The exercise: Your reply should be a single number: how many lines contain the string "body".
════════
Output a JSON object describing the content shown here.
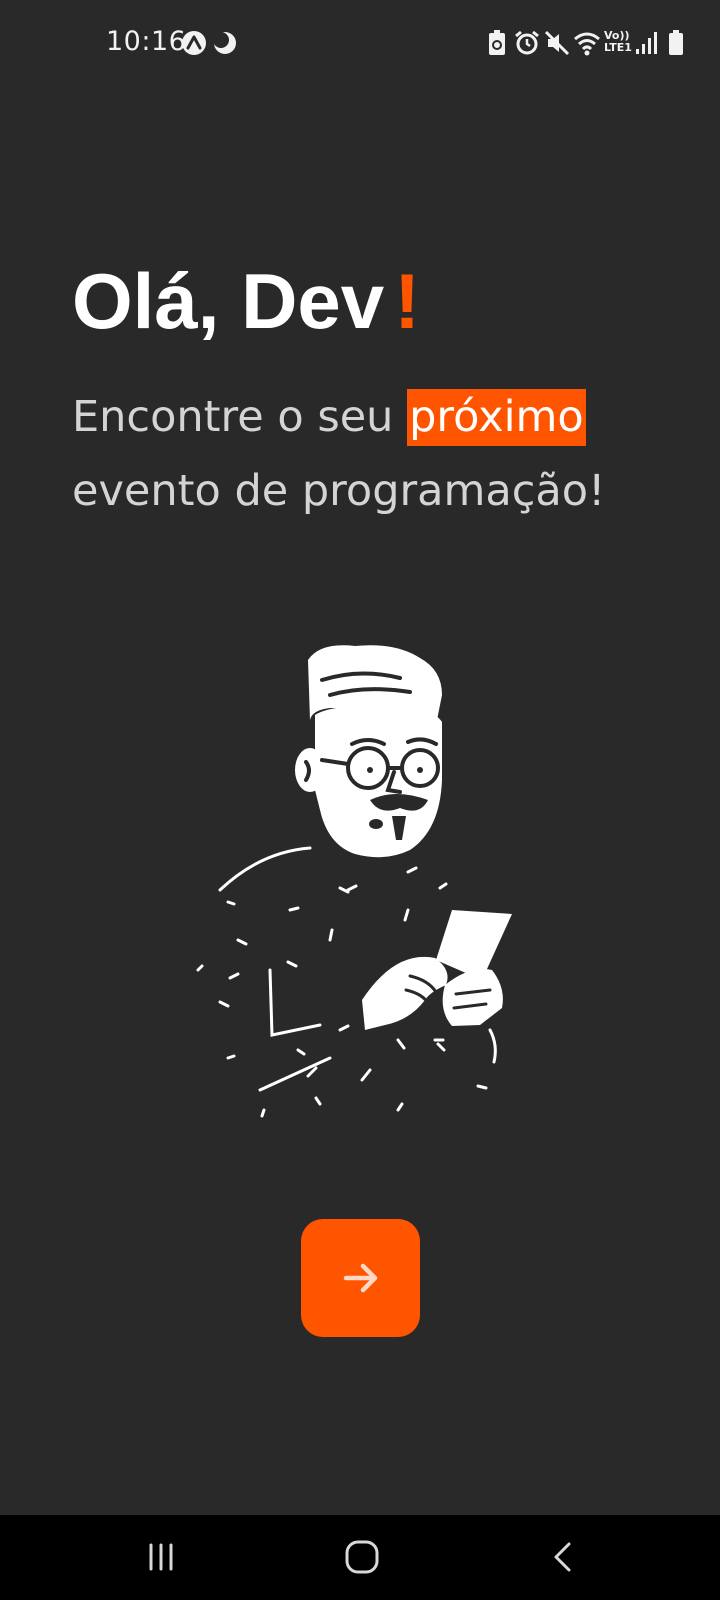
{
  "status_bar": {
    "time": "10:16",
    "left_icons": [
      "app-notification-icon",
      "night-mode-icon"
    ],
    "right_icons": [
      "battery-saver-icon",
      "alarm-icon",
      "mute-icon",
      "wifi-icon",
      "volte-lte-icon",
      "signal-icon",
      "battery-icon"
    ],
    "network_label_top": "Vo))",
    "network_label_bottom": "LTE1"
  },
  "welcome": {
    "greeting": "Olá, Dev",
    "greeting_accent": "!",
    "subtitle_before": "Encontre o seu ",
    "subtitle_highlight": "próximo",
    "subtitle_after": " evento de programação!"
  },
  "illustration": {
    "icon": "developer-with-phone-illustration"
  },
  "next_button": {
    "icon": "arrow-right-icon"
  },
  "nav_bar": {
    "items": [
      "recent-apps-icon",
      "home-icon",
      "back-icon"
    ]
  },
  "colors": {
    "background": "#292929",
    "accent": "#ff5500",
    "text_primary": "#ffffff",
    "text_secondary": "#d4d4d4",
    "nav_bar": "#000000"
  }
}
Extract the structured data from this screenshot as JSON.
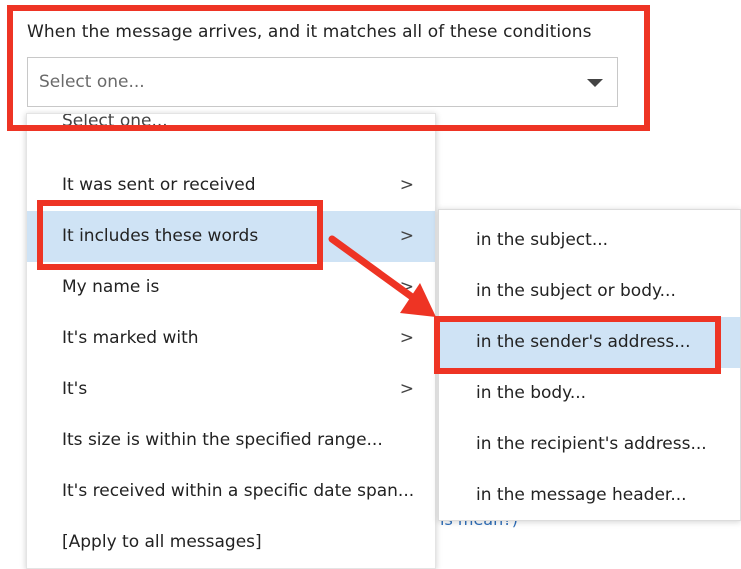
{
  "condition": {
    "label": "When the message arrives, and it matches all of these conditions",
    "select_value": "Select one..."
  },
  "menu": {
    "partial_top_item": "Select one...",
    "items": [
      {
        "label": "It was sent or received",
        "has_submenu": true
      },
      {
        "label": "It includes these words",
        "has_submenu": true,
        "highlighted": true
      },
      {
        "label": "My name is",
        "has_submenu": true
      },
      {
        "label": "It's marked with",
        "has_submenu": true
      },
      {
        "label": "It's",
        "has_submenu": true
      },
      {
        "label": "Its size is within the specified range...",
        "has_submenu": false
      },
      {
        "label": "It's received within a specific date span...",
        "has_submenu": false
      },
      {
        "label": "[Apply to all messages]",
        "has_submenu": false
      }
    ],
    "chevron_glyph": ">"
  },
  "submenu": {
    "items": [
      {
        "label": "in the subject..."
      },
      {
        "label": "in the subject or body..."
      },
      {
        "label": "in the sender's address...",
        "highlighted": true
      },
      {
        "label": "in the body..."
      },
      {
        "label": "in the recipient's address..."
      },
      {
        "label": "in the message header..."
      }
    ]
  },
  "background": {
    "partial_link_text": "is mean?)"
  },
  "colors": {
    "annotation_red": "#ee3424",
    "highlight_blue": "#cfe3f5",
    "link_blue": "#2f6fba"
  }
}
════════
Exercise response: 2